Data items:
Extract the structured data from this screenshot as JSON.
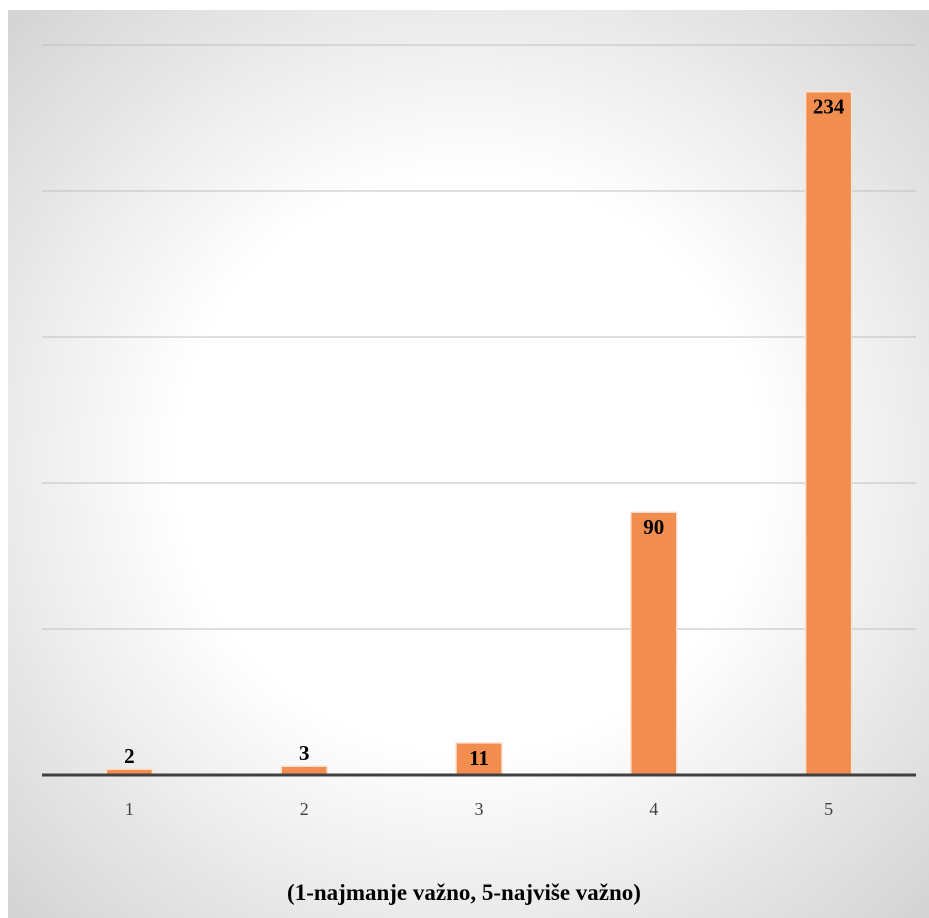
{
  "chart_data": {
    "type": "bar",
    "categories": [
      "1",
      "2",
      "3",
      "4",
      "5"
    ],
    "values": [
      2,
      3,
      11,
      90,
      234
    ],
    "xlabel": "(1-najmanje važno, 5-najviše važno)",
    "ylabel": "",
    "ylim": [
      0,
      250
    ],
    "grid": true,
    "data_labels": [
      "2",
      "3",
      "11",
      "90",
      "234"
    ],
    "colors": {
      "bar": "#f08d4f",
      "bar_edge": "#fbe3d2",
      "grid": "#bfbfbf",
      "axis": "#404040",
      "background_center": "#ffffff",
      "background_edge": "#d9d9d9"
    }
  }
}
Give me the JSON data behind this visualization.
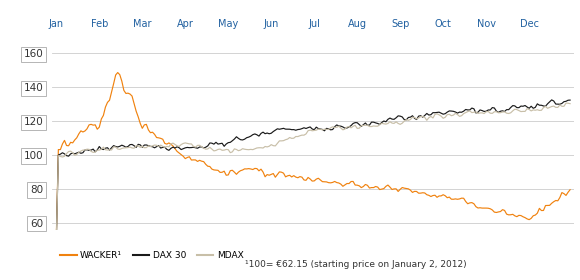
{
  "months": [
    "Jan",
    "Feb",
    "Mar",
    "Apr",
    "May",
    "Jun",
    "Jul",
    "Aug",
    "Sep",
    "Oct",
    "Nov",
    "Dec"
  ],
  "yticks": [
    60,
    80,
    100,
    120,
    140,
    160
  ],
  "ylim": [
    56,
    170
  ],
  "wacker_color": "#f0820f",
  "dax_color": "#1a1a1a",
  "mdax_color": "#c8bfa8",
  "bg_color": "#ffffff",
  "grid_color": "#cccccc",
  "axis_label_color": "#2060a0",
  "tick_label_color": "#333333",
  "legend_items": [
    "WACKER¹",
    "DAX 30",
    "MDAX"
  ],
  "footnote": "¹100= €62.15 (starting price on January 2, 2012)"
}
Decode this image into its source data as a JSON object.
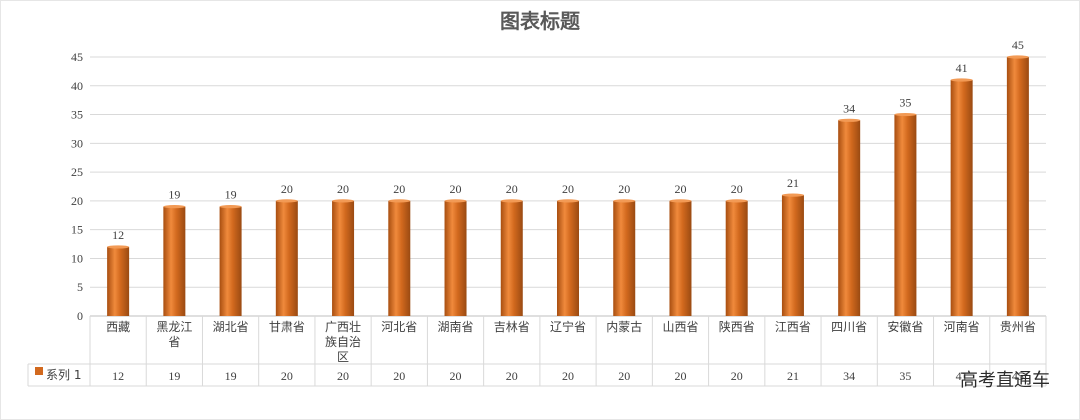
{
  "chart_data": {
    "type": "bar",
    "title": "图表标题",
    "categories": [
      "西藏",
      "黑龙江省",
      "湖北省",
      "甘肃省",
      "广西壮族自治区",
      "河北省",
      "湖南省",
      "吉林省",
      "辽宁省",
      "内蒙古",
      "山西省",
      "陕西省",
      "江西省",
      "四川省",
      "安徽省",
      "河南省",
      "贵州省"
    ],
    "series": [
      {
        "name": "系列 1",
        "values": [
          12,
          19,
          19,
          20,
          20,
          20,
          20,
          20,
          20,
          20,
          20,
          20,
          21,
          34,
          35,
          41,
          45
        ]
      }
    ],
    "ylim": [
      0,
      45
    ],
    "yticks": [
      0,
      5,
      10,
      15,
      20,
      25,
      30,
      35,
      40,
      45
    ],
    "grid": true,
    "data_table": true,
    "colors": {
      "bar": "#D2691E",
      "bar_dark": "#A84E10",
      "bar_light": "#F08A3C",
      "grid": "#D9D9D9",
      "axis": "#BFBFBF"
    }
  },
  "watermark": "高考直通车"
}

### What to work on
With the pictures omitted, reproduce the records in full and exactly.

### Finished task
Extract the structured data from this screenshot as JSON.
{
  "chart_data": {
    "type": "bar",
    "categories": [
      "1",
      "2",
      "3",
      "4",
      "5"
    ],
    "values": [
      2,
      3,
      11,
      90,
      234
    ],
    "xlabel": "(1-najmanje važno, 5-najviše važno)",
    "ylabel": "",
    "ylim": [
      0,
      250
    ],
    "grid": true,
    "data_labels": [
      "2",
      "3",
      "11",
      "90",
      "234"
    ],
    "colors": {
      "bar": "#f08d4f",
      "bar_edge": "#fbe3d2",
      "grid": "#bfbfbf",
      "axis": "#404040",
      "background_center": "#ffffff",
      "background_edge": "#d9d9d9"
    }
  }
}
Give me the JSON data behind this visualization.
{
  "months": [
    "Jan",
    "Feb",
    "Mar",
    "Apr",
    "May",
    "Jun",
    "Jul",
    "Aug",
    "Sep",
    "Oct",
    "Nov",
    "Dec"
  ],
  "yticks": [
    60,
    80,
    100,
    120,
    140,
    160
  ],
  "ylim": [
    56,
    170
  ],
  "wacker_color": "#f0820f",
  "dax_color": "#1a1a1a",
  "mdax_color": "#c8bfa8",
  "bg_color": "#ffffff",
  "grid_color": "#cccccc",
  "axis_label_color": "#2060a0",
  "tick_label_color": "#333333",
  "legend_items": [
    "WACKER¹",
    "DAX 30",
    "MDAX"
  ],
  "footnote": "¹100= €62.15 (starting price on January 2, 2012)"
}
Decode this image into its source data as a JSON object.
{
  "chart_data": {
    "type": "bar",
    "title": "图表标题",
    "categories": [
      "西藏",
      "黑龙江省",
      "湖北省",
      "甘肃省",
      "广西壮族自治区",
      "河北省",
      "湖南省",
      "吉林省",
      "辽宁省",
      "内蒙古",
      "山西省",
      "陕西省",
      "江西省",
      "四川省",
      "安徽省",
      "河南省",
      "贵州省"
    ],
    "series": [
      {
        "name": "系列 1",
        "values": [
          12,
          19,
          19,
          20,
          20,
          20,
          20,
          20,
          20,
          20,
          20,
          20,
          21,
          34,
          35,
          41,
          45
        ]
      }
    ],
    "ylim": [
      0,
      45
    ],
    "yticks": [
      0,
      5,
      10,
      15,
      20,
      25,
      30,
      35,
      40,
      45
    ],
    "grid": true,
    "data_table": true,
    "colors": {
      "bar": "#D2691E",
      "bar_dark": "#A84E10",
      "bar_light": "#F08A3C",
      "grid": "#D9D9D9",
      "axis": "#BFBFBF"
    }
  },
  "watermark": "高考直通车"
}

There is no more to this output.